- _RECORDS PROVIDED_
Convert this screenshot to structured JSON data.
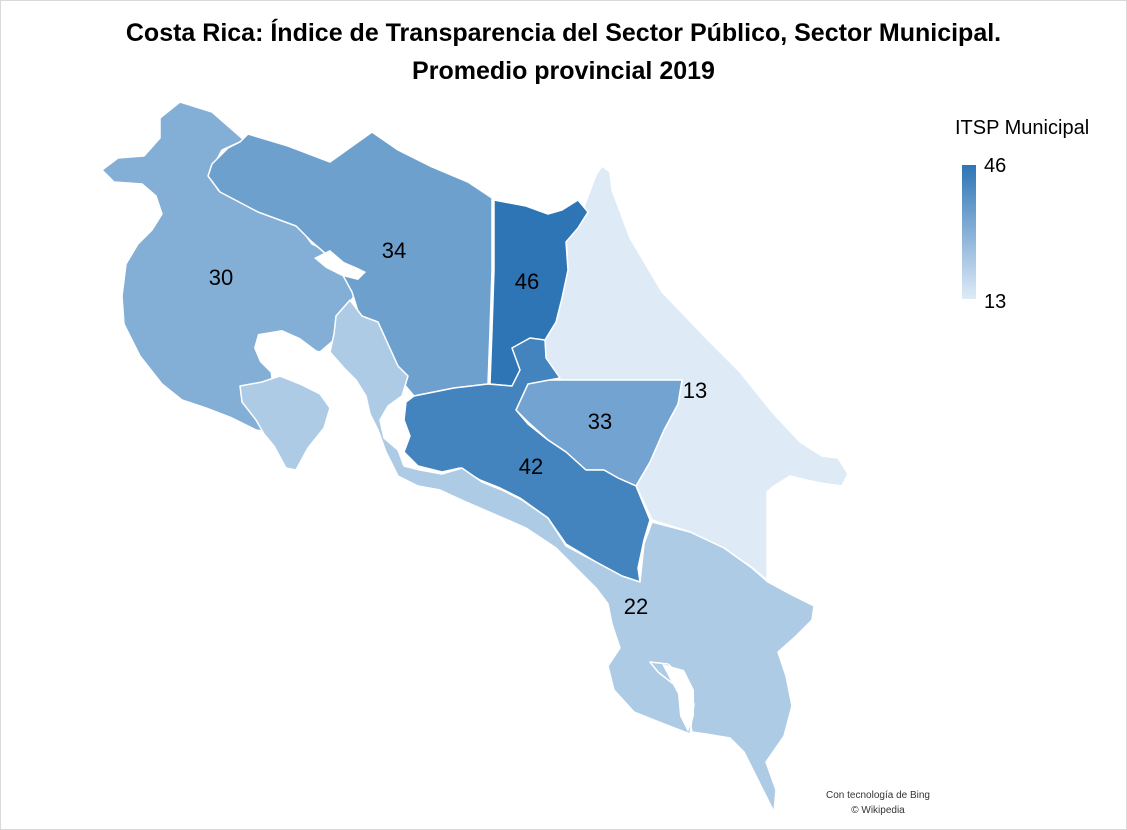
{
  "title": {
    "line1": "Costa Rica: Índice de Transparencia del Sector Público, Sector Municipal.",
    "line2": "Promedio provincial 2019"
  },
  "legend": {
    "title": "ITSP Municipal",
    "max": "46",
    "min": "13",
    "color_max": "#2E75B6",
    "color_min": "#DEEBF7"
  },
  "chart_data": {
    "type": "choropleth",
    "title": "Costa Rica: Índice de Transparencia del Sector Público, Sector Municipal. Promedio provincial 2019",
    "legend_title": "ITSP Municipal",
    "value_range": [
      13,
      46
    ],
    "legend_placement": "top-right",
    "regions": [
      {
        "value": 30
      },
      {
        "value": 34
      },
      {
        "value": 46
      },
      {
        "value": 13
      },
      {
        "value": 33
      },
      {
        "value": 42
      },
      {
        "value": 22
      }
    ]
  },
  "attribution": {
    "line1": "Con tecnología de Bing",
    "line2": "© Wikipedia"
  }
}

- _WRITTEN EXERCISE_
Exactly how many lines of the listing above contain the string "Municipal"? Give no more than the number.

- _THE OUTPUT_
4